# Task
Present the following data again exactly as it is shown.

## Begin Information shown

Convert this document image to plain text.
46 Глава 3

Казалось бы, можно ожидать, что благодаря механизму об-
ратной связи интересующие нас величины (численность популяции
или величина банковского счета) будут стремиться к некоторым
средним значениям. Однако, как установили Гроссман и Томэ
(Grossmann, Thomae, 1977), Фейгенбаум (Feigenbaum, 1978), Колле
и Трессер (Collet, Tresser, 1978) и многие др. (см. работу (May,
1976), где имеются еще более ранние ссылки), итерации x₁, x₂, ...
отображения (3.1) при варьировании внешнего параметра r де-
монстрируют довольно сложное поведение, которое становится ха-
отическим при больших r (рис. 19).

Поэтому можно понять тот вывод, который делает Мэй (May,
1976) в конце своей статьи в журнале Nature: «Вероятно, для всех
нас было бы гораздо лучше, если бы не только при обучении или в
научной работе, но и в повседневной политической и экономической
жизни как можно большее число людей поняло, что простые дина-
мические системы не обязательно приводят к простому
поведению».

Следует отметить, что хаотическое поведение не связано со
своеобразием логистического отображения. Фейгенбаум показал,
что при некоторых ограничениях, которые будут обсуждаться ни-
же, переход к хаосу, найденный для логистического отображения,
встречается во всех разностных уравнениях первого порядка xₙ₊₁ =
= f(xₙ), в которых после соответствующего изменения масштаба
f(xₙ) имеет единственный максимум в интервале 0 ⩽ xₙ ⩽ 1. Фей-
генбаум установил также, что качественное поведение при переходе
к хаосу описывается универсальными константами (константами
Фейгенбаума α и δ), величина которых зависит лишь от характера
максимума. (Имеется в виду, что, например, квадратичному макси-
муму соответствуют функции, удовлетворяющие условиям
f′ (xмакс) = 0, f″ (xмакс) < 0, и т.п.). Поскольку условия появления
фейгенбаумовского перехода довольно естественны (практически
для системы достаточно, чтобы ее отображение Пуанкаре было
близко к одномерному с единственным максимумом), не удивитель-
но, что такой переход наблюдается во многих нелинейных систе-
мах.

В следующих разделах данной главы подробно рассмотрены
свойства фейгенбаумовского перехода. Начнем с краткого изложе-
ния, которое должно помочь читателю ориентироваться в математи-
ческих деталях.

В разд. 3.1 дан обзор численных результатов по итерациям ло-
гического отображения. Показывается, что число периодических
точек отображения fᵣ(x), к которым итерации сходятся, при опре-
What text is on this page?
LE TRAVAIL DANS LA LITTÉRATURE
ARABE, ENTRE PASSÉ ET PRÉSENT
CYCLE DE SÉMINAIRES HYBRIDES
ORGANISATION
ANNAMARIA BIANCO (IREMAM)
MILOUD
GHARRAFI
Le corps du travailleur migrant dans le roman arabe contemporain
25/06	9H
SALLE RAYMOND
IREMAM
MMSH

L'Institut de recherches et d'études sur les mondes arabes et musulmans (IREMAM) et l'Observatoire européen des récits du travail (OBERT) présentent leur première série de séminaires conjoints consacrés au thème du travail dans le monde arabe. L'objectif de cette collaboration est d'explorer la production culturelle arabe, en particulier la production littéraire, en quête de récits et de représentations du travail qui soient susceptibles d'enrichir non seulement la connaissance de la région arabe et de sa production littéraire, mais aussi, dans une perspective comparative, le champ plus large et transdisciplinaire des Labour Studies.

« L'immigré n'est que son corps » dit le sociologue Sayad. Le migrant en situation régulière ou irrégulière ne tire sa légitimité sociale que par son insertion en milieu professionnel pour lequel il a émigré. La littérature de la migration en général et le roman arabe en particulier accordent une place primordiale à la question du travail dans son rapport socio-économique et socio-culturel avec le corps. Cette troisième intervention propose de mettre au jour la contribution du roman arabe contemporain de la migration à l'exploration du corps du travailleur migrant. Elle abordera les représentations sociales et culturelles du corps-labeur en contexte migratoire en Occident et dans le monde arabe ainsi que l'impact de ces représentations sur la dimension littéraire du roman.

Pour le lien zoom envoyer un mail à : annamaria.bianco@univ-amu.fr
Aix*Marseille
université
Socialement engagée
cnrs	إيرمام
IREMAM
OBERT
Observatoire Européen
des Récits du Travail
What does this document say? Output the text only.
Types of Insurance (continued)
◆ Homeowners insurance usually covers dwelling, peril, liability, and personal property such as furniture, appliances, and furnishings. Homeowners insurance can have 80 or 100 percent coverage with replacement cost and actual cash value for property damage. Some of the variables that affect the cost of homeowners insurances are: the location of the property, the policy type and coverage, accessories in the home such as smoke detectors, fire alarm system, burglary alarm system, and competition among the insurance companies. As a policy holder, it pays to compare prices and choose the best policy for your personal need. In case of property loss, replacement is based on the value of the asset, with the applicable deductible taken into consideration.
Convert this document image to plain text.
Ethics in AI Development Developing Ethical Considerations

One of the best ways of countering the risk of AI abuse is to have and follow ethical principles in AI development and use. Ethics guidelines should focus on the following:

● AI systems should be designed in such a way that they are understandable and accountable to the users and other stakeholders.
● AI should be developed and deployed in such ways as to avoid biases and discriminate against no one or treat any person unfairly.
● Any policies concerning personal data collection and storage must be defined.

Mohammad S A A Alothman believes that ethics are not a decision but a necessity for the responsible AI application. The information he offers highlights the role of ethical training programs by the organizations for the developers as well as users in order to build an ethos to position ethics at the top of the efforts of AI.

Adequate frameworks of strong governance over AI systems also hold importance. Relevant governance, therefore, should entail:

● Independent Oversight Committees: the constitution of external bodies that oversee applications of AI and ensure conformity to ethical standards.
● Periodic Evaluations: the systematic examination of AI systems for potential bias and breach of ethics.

## End Information shown

# Response to the exercise
Convert this document image to plain text.
46 Глава 3

Казалось бы, можно ожидать, что благодаря механизму об-
ратной связи интересующие нас величины (численность популяции
или величина банковского счета) будут стремиться к некоторым
средним значениям. Однако, как установили Гроссман и Томэ
(Grossmann, Thomae, 1977), Фейгенбаум (Feigenbaum, 1978), Колле
и Трессер (Collet, Tresser, 1978) и многие др. (см. работу (May,
1976), где имеются еще более ранние ссылки), итерации x₁, x₂, ...
отображения (3.1) при варьировании внешнего параметра r де-
монстрируют довольно сложное поведение, которое становится ха-
отическим при больших r (рис. 19).

Поэтому можно понять тот вывод, который делает Мэй (May,
1976) в конце своей статьи в журнале Nature: «Вероятно, для всех
нас было бы гораздо лучше, если бы не только при обучении или в
научной работе, но и в повседневной политической и экономической
жизни как можно большее число людей поняло, что простые дина-
мические системы не обязательно приводят к простому
поведению».

Следует отметить, что хаотическое поведение не связано со
своеобразием логистического отображения. Фейгенбаум показал,
что при некоторых ограничениях, которые будут обсуждаться ни-
же, переход к хаосу, найденный для логистического отображения,
встречается во всех разностных уравнениях первого порядка xₙ₊₁ =
= f(xₙ), в которых после соответствующего изменения масштаба
f(xₙ) имеет единственный максимум в интервале 0 ⩽ xₙ ⩽ 1. Фей-
генбаум установил также, что качественное поведение при переходе
к хаосу описывается универсальными константами (константами
Фейгенбаума α и δ), величина которых зависит лишь от характера
максимума. (Имеется в виду, что, например, квадратичному макси-
муму соответствуют функции, удовлетворяющие условиям
f′ (xмакс) = 0, f″ (xмакс) < 0, и т.п.). Поскольку условия появления
фейгенбаумовского перехода довольно естественны (практически
для системы достаточно, чтобы ее отображение Пуанкаре было
близко к одномерному с единственным максимумом), не удивитель-
но, что такой переход наблюдается во многих нелинейных систе-
мах.

В следующих разделах данной главы подробно рассмотрены
свойства фейгенбаумовского перехода. Начнем с краткого изложе-
ния, которое должно помочь читателю ориентироваться в математи-
ческих деталях.

В разд. 3.1 дан обзор численных результатов по итерациям ло-
гического отображения. Показывается, что число периодических
точек отображения fᵣ(x), к которым итерации сходятся, при опре-
What text is on this page?
LE TRAVAIL DANS LA LITTÉRATURE
ARABE, ENTRE PASSÉ ET PRÉSENT
CYCLE DE SÉMINAIRES HYBRIDES
ORGANISATION
ANNAMARIA BIANCO (IREMAM)
MILOUD
GHARRAFI
Le corps du travailleur migrant dans le roman arabe contemporain
25/06	9H
SALLE RAYMOND
IREMAM
MMSH

L'Institut de recherches et d'études sur les mondes arabes et musulmans (IREMAM) et l'Observatoire européen des récits du travail (OBERT) présentent leur première série de séminaires conjoints consacrés au thème du travail dans le monde arabe. L'objectif de cette collaboration est d'explorer la production culturelle arabe, en particulier la production littéraire, en quête de récits et de représentations du travail qui soient susceptibles d'enrichir non seulement la connaissance de la région arabe et de sa production littéraire, mais aussi, dans une perspective comparative, le champ plus large et transdisciplinaire des Labour Studies.

« L'immigré n'est que son corps » dit le sociologue Sayad. Le migrant en situation régulière ou irrégulière ne tire sa légitimité sociale que par son insertion en milieu professionnel pour lequel il a émigré. La littérature de la migration en général et le roman arabe en particulier accordent une place primordiale à la question du travail dans son rapport socio-économique et socio-culturel avec le corps. Cette troisième intervention propose de mettre au jour la contribution du roman arabe contemporain de la migration à l'exploration du corps du travailleur migrant. Elle abordera les représentations sociales et culturelles du corps-labeur en contexte migratoire en Occident et dans le monde arabe ainsi que l'impact de ces représentations sur la dimension littéraire du roman.

Pour le lien zoom envoyer un mail à : annamaria.bianco@univ-amu.fr
Aix*Marseille
université
Socialement engagée
cnrs	إيرمام
IREMAM
OBERT
Observatoire Européen
des Récits du Travail
What does this document say? Output the text only.
Types of Insurance (continued)
◆ Homeowners insurance usually covers dwelling, peril, liability, and personal property such as furniture, appliances, and furnishings. Homeowners insurance can have 80 or 100 percent coverage with replacement cost and actual cash value for property damage. Some of the variables that affect the cost of homeowners insurances are: the location of the property, the policy type and coverage, accessories in the home such as smoke detectors, fire alarm system, burglary alarm system, and competition among the insurance companies. As a policy holder, it pays to compare prices and choose the best policy for your personal need. In case of property loss, replacement is based on the value of the asset, with the applicable deductible taken into consideration.
Convert this document image to plain text.
Ethics in AI Development Developing Ethical Considerations

One of the best ways of countering the risk of AI abuse is to have and follow ethical principles in AI development and use. Ethics guidelines should focus on the following:

● AI systems should be designed in such a way that they are understandable and accountable to the users and other stakeholders.
● AI should be developed and deployed in such ways as to avoid biases and discriminate against no one or treat any person unfairly.
● Any policies concerning personal data collection and storage must be defined.

Mohammad S A A Alothman believes that ethics are not a decision but a necessity for the responsible AI application. The information he offers highlights the role of ethical training programs by the organizations for the developers as well as users in order to build an ethos to position ethics at the top of the efforts of AI.

Adequate frameworks of strong governance over AI systems also hold importance. Relevant governance, therefore, should entail:

● Independent Oversight Committees: the constitution of external bodies that oversee applications of AI and ensure conformity to ethical standards.
● Periodic Evaluations: the systematic examination of AI systems for potential bias and breach of ethics.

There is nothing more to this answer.